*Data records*
/---

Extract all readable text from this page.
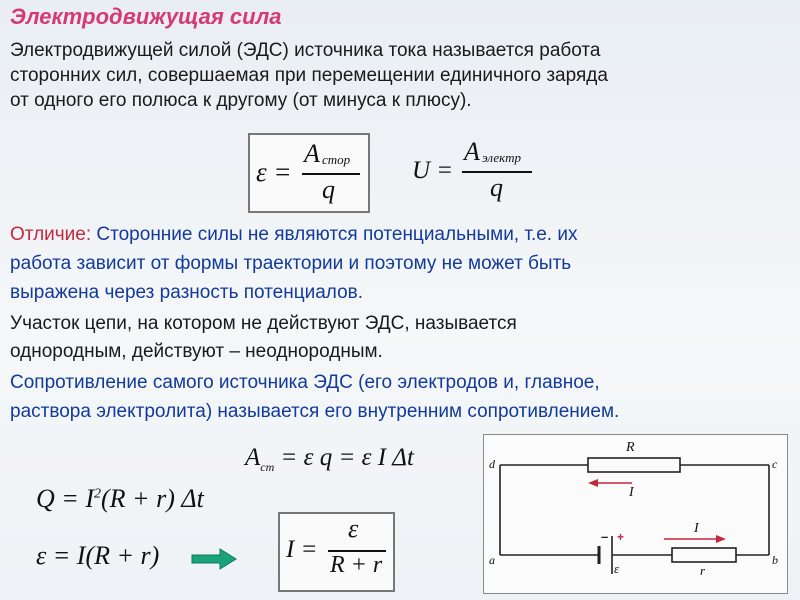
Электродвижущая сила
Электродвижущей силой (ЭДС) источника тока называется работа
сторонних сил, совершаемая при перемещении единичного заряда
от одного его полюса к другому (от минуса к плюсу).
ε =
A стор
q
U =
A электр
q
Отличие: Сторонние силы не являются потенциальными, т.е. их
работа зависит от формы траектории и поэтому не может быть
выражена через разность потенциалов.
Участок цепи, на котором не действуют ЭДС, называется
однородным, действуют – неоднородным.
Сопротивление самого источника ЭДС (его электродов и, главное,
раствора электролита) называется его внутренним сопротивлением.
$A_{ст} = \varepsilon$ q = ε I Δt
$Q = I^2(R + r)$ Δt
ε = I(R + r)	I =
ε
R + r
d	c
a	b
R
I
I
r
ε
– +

\---
/---

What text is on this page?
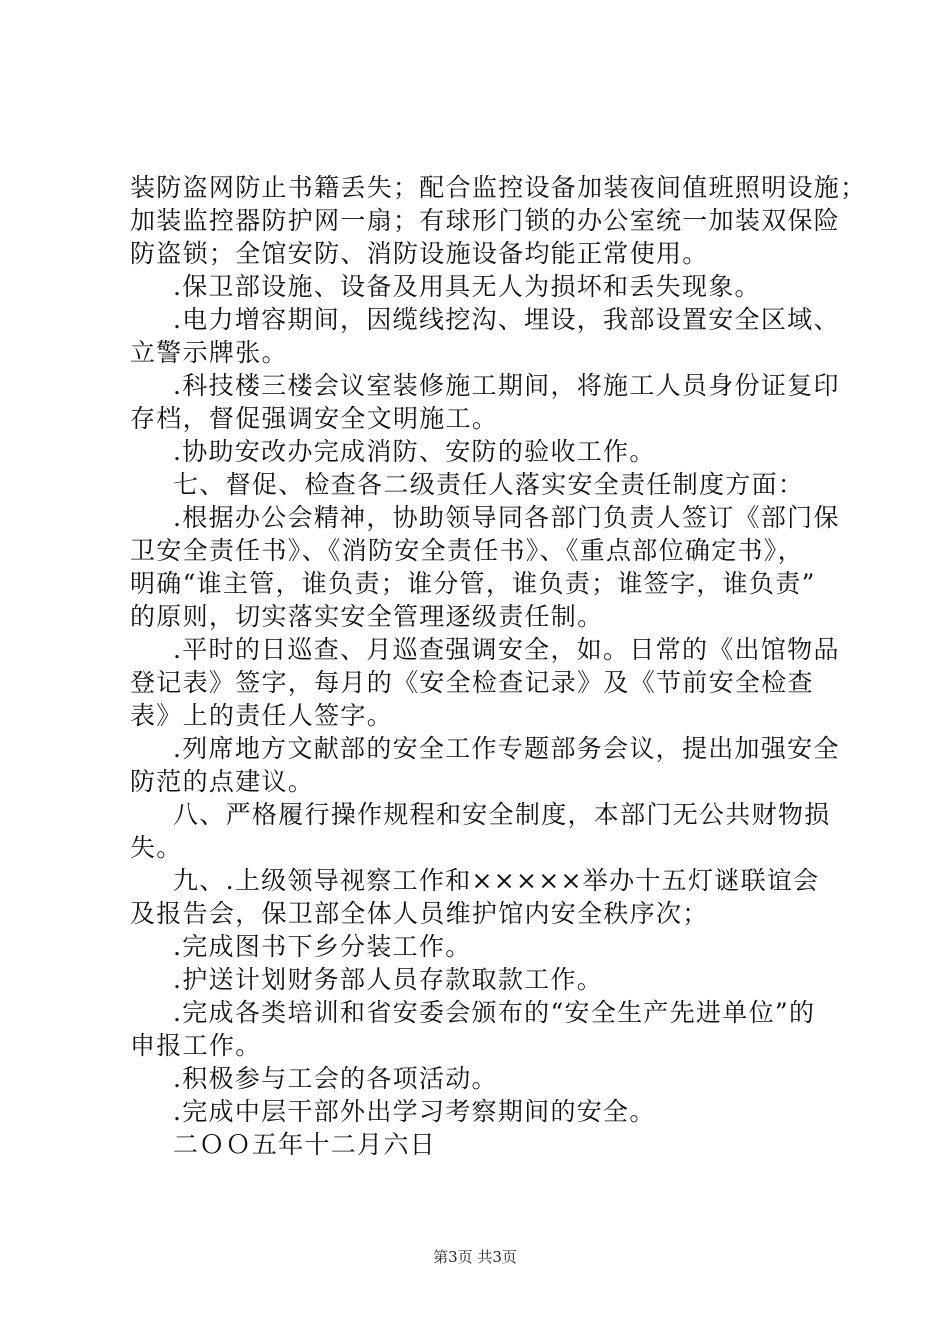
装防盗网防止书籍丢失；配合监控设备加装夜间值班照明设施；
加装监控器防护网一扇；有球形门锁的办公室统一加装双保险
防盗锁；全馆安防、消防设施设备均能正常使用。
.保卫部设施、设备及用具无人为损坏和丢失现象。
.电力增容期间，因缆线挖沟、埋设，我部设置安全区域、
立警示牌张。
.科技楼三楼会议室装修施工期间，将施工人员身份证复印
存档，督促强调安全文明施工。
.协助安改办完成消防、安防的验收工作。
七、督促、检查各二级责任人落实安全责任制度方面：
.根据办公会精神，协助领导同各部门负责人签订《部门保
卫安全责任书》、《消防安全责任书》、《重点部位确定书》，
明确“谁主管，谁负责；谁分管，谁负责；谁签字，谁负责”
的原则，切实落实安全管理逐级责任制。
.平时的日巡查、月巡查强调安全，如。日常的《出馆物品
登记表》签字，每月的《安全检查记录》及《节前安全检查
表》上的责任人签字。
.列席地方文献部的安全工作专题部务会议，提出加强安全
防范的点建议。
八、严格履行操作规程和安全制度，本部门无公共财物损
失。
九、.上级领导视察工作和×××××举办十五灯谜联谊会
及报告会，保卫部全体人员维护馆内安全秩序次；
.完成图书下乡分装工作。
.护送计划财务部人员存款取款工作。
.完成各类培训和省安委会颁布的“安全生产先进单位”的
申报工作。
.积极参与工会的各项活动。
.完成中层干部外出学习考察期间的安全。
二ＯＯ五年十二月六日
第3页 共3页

\---
/---

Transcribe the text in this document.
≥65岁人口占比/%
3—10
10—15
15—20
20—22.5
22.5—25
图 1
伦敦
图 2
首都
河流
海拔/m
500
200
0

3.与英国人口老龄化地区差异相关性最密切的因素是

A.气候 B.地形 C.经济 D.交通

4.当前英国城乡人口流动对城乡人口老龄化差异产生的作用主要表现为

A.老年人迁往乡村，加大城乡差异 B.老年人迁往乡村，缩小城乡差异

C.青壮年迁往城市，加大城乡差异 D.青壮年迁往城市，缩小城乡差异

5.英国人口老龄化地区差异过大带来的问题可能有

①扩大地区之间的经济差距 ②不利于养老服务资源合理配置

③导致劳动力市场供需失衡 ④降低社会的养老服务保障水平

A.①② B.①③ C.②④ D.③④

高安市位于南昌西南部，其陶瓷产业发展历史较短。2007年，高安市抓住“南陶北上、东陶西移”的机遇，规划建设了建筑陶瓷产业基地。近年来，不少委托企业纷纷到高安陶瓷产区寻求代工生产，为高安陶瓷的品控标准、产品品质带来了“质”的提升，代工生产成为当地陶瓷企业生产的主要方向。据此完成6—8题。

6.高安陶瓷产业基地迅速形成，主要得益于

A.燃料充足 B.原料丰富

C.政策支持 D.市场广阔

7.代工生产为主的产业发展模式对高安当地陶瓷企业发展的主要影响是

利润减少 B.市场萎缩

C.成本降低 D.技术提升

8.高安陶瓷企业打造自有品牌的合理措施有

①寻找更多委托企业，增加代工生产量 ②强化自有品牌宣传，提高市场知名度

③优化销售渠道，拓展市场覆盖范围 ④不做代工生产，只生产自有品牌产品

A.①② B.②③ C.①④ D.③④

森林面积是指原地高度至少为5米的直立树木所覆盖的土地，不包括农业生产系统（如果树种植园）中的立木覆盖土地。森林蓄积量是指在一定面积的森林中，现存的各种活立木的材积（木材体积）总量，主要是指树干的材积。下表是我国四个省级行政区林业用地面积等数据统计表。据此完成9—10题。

\---

*Directions*
Show, from the material above, each line that includes the string "называется".

*Final answer*
Электродвижущей силой (ЭДС) источника тока называется работа
Участок цепи, на котором не действуют ЭДС, называется
раствора электролита) называется его внутренним сопротивлением.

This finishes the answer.